### What is expected
Please pull out every line that includes the string "ఘటనల".

### Given records
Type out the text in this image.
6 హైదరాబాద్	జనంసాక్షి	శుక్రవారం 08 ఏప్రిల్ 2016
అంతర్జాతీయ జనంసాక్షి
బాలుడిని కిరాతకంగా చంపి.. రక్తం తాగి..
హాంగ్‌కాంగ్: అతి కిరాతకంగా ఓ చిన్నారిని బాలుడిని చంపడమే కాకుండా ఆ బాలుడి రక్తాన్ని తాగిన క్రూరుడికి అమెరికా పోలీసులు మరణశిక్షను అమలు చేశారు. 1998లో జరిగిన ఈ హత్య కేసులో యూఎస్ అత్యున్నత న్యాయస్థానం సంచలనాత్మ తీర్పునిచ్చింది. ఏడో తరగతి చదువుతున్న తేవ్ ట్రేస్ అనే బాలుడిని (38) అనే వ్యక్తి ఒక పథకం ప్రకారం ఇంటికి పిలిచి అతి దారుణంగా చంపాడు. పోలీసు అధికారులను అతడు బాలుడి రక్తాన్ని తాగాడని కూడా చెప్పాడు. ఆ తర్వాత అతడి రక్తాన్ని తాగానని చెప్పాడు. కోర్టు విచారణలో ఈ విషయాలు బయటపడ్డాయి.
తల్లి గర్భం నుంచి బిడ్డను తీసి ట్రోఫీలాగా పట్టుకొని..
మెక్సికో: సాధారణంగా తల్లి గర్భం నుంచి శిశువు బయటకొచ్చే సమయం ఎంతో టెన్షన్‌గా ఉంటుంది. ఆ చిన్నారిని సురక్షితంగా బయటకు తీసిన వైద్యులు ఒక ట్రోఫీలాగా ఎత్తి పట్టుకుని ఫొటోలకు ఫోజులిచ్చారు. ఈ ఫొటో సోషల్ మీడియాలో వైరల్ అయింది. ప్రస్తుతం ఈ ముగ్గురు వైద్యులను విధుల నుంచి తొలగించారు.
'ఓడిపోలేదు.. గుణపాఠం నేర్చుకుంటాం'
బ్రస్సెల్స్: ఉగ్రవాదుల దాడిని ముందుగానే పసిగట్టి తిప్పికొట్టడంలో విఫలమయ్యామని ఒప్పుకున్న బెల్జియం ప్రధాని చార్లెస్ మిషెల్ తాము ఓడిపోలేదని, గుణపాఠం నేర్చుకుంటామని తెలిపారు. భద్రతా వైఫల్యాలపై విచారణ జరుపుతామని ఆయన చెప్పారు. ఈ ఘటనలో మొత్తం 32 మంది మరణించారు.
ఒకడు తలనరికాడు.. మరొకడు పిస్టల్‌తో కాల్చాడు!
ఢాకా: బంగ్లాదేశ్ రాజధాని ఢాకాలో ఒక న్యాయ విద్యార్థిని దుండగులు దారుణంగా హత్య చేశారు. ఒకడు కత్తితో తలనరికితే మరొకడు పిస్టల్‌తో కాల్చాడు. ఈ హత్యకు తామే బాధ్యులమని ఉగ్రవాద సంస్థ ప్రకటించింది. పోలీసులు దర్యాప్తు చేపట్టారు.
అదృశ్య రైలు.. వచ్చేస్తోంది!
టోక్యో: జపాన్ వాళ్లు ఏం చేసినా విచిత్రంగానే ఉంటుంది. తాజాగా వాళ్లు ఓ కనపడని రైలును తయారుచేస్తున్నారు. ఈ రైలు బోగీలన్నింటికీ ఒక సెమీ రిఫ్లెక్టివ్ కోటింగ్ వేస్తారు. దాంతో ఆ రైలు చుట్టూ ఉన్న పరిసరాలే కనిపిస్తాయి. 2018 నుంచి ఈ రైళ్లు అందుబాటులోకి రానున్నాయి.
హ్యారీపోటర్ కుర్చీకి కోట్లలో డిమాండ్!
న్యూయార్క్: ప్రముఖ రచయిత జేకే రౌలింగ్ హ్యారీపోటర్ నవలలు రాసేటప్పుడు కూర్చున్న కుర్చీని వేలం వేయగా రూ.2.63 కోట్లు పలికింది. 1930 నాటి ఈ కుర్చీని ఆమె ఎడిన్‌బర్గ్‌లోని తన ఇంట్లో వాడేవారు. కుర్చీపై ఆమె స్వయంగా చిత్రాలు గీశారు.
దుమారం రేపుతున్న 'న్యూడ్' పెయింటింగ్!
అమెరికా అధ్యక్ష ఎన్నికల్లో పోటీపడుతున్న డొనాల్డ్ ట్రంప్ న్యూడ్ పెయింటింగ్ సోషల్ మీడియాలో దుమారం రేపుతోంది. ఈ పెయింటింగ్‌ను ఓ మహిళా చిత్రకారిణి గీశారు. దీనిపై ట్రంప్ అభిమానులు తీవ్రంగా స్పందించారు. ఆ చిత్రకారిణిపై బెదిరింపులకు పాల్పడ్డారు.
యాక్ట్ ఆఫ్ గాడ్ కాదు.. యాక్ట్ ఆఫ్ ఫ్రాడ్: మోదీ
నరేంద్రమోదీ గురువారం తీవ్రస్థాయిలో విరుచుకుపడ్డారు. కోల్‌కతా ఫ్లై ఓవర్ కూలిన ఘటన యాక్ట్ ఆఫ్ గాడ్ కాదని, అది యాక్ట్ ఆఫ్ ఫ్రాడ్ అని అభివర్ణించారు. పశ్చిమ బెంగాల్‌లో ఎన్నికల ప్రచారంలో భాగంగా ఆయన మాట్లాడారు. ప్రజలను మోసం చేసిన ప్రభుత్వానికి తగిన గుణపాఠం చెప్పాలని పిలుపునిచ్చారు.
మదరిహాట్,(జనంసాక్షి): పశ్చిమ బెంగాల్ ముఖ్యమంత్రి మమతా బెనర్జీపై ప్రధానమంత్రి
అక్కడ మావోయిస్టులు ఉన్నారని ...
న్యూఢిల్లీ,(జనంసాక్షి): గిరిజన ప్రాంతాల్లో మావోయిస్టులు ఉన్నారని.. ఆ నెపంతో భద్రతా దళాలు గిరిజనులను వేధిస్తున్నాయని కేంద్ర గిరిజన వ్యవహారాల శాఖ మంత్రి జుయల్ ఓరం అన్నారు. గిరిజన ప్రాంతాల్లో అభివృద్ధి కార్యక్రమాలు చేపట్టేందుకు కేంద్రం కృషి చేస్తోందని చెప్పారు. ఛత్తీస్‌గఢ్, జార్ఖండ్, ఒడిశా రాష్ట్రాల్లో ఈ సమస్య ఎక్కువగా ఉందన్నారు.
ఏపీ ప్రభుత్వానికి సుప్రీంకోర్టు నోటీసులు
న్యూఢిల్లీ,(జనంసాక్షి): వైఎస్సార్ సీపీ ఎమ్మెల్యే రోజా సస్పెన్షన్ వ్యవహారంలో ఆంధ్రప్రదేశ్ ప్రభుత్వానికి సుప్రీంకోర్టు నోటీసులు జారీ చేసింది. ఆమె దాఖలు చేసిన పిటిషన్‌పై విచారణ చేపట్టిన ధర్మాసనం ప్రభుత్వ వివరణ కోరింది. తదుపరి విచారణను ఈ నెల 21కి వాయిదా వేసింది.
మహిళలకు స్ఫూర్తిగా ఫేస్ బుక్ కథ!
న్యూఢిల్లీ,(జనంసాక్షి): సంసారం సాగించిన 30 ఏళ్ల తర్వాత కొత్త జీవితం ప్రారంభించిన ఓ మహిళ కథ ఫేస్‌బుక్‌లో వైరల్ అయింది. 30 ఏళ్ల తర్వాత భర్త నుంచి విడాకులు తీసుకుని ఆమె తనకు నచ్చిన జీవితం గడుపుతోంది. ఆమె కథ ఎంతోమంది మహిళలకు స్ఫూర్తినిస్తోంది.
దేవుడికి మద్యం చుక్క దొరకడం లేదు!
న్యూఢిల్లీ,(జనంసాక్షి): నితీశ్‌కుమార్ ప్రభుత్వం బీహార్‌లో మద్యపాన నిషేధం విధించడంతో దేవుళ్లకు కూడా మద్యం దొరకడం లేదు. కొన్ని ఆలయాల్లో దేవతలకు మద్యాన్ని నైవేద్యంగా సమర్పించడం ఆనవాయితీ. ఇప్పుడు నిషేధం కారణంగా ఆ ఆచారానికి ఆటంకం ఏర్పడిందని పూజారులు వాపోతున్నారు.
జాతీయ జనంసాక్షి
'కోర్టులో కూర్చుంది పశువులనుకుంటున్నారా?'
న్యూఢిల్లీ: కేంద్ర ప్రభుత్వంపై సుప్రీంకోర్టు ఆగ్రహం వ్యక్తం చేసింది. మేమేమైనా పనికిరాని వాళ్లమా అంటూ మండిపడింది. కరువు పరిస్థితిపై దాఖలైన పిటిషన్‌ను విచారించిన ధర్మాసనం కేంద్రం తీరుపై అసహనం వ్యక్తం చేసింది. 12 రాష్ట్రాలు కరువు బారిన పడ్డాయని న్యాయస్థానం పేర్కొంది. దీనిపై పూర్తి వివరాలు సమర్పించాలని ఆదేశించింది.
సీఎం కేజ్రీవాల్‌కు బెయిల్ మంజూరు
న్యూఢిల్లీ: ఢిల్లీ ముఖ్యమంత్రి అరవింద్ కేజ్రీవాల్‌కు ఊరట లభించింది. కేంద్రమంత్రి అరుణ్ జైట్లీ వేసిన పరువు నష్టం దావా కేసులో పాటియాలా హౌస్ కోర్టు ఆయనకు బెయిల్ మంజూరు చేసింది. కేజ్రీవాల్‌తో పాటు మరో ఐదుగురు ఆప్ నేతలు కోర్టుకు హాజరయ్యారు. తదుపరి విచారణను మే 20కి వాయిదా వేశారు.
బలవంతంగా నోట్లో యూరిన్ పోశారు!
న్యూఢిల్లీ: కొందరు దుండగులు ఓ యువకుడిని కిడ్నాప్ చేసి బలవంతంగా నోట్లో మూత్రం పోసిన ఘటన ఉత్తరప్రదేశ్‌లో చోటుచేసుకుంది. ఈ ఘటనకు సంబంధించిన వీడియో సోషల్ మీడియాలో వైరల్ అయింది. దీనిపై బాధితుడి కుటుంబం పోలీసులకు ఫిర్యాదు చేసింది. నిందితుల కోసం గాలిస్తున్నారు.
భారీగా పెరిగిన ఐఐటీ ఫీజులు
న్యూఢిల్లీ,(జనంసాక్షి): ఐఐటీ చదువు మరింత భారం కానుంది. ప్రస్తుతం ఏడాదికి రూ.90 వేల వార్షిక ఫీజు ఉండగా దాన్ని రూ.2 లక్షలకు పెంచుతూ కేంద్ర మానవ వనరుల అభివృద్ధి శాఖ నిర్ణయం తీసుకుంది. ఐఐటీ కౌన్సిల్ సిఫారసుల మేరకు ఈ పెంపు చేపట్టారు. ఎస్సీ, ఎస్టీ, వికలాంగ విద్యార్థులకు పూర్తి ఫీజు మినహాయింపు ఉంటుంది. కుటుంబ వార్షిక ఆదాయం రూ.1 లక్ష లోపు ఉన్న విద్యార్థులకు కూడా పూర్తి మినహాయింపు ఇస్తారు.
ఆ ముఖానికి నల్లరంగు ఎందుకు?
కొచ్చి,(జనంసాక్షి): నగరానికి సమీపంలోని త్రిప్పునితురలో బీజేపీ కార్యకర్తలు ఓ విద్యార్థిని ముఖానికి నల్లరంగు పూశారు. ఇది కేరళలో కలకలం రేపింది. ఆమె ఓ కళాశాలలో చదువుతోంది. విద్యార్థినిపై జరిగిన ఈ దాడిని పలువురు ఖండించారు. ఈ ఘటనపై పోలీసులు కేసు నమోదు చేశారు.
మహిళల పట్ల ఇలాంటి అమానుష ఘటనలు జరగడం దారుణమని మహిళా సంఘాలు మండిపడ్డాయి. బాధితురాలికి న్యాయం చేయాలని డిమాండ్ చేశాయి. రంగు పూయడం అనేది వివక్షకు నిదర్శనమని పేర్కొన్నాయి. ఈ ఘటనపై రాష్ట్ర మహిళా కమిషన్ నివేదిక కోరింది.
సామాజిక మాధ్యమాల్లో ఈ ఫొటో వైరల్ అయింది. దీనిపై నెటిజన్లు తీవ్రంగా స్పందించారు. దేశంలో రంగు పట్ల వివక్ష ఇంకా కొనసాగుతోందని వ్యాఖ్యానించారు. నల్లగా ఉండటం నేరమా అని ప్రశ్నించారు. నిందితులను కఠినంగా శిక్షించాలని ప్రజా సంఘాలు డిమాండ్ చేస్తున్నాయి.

### Solution to this task
బ్రస్సెల్స్: ఉగ్రవాదుల దాడిని ముందుగానే పసిగట్టి తిప్పికొట్టడంలో విఫలమయ్యామని ఒప్పుకున్న బెల్జియం ప్రధాని చార్లెస్ మిషెల్ తాము ఓడిపోలేదని, గుణపాఠం నేర్చుకుంటామని తెలిపారు. భద్రతా వైఫల్యాలపై విచారణ జరుపుతామని ఆయన చెప్పారు. ఈ ఘటనలో మొత్తం 32 మంది మరణించారు.
మహిళల పట్ల ఇలాంటి అమానుష ఘటనలు జరగడం దారుణమని మహిళా సంఘాలు మండిపడ్డాయి. బాధితురాలికి న్యాయం చేయాలని డిమాండ్ చేశాయి. రంగు పూయడం అనేది వివక్షకు నిదర్శనమని పేర్కొన్నాయి. ఈ ఘటనపై రాష్ట్ర మహిళా కమిషన్ నివేదిక కోరింది.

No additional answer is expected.